-------- Listed records --------

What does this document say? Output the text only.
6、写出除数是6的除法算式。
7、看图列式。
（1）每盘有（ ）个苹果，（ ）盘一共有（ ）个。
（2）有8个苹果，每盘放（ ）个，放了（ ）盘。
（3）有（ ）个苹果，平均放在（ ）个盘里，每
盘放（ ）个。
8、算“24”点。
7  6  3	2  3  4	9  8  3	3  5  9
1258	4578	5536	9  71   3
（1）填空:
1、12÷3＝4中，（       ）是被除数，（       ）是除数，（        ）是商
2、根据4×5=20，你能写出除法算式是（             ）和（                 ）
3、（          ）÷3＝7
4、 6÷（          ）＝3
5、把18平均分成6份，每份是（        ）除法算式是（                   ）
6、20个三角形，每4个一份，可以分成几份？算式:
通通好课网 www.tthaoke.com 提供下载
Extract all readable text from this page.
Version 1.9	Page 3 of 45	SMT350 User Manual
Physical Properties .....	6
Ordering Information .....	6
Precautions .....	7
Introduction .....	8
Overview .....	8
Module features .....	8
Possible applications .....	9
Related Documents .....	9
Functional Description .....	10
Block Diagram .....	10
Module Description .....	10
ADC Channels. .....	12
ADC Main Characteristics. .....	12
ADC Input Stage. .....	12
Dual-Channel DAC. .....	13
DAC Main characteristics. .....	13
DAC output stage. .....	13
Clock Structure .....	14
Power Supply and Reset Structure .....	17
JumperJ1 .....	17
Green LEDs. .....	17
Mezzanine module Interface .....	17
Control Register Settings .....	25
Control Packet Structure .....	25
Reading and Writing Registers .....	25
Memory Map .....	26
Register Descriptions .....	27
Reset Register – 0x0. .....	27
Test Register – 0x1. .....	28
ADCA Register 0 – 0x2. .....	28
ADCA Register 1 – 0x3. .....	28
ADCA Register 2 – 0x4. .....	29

--------

What is required
Copy every record exactly, with nothing added or dropped.

Written solution
What does this document say? Output the text only.
6、写出除数是6的除法算式。
7、看图列式。
（1）每盘有（ ）个苹果，（ ）盘一共有（ ）个。
（2）有8个苹果，每盘放（ ）个，放了（ ）盘。
（3）有（ ）个苹果，平均放在（ ）个盘里，每
盘放（ ）个。
8、算“24”点。
7  6  3	2  3  4	9  8  3	3  5  9
1258	4578	5536	9  71   3
（1）填空:
1、12÷3＝4中，（       ）是被除数，（       ）是除数，（        ）是商
2、根据4×5=20，你能写出除法算式是（             ）和（                 ）
3、（          ）÷3＝7
4、 6÷（          ）＝3
5、把18平均分成6份，每份是（        ）除法算式是（                   ）
6、20个三角形，每4个一份，可以分成几份？算式:
通通好课网 www.tthaoke.com 提供下载
Extract all readable text from this page.
Version 1.9	Page 3 of 45	SMT350 User Manual
Physical Properties .....	6
Ordering Information .....	6
Precautions .....	7
Introduction .....	8
Overview .....	8
Module features .....	8
Possible applications .....	9
Related Documents .....	9
Functional Description .....	10
Block Diagram .....	10
Module Description .....	10
ADC Channels. .....	12
ADC Main Characteristics. .....	12
ADC Input Stage. .....	12
Dual-Channel DAC. .....	13
DAC Main characteristics. .....	13
DAC output stage. .....	13
Clock Structure .....	14
Power Supply and Reset Structure .....	17
JumperJ1 .....	17
Green LEDs. .....	17
Mezzanine module Interface .....	17
Control Register Settings .....	25
Control Packet Structure .....	25
Reading and Writing Registers .....	25
Memory Map .....	26
Register Descriptions .....	27
Reset Register – 0x0. .....	27
Test Register – 0x1. .....	28
ADCA Register 0 – 0x2. .....	28
ADCA Register 1 – 0x3. .....	28
ADCA Register 2 – 0x4. .....	29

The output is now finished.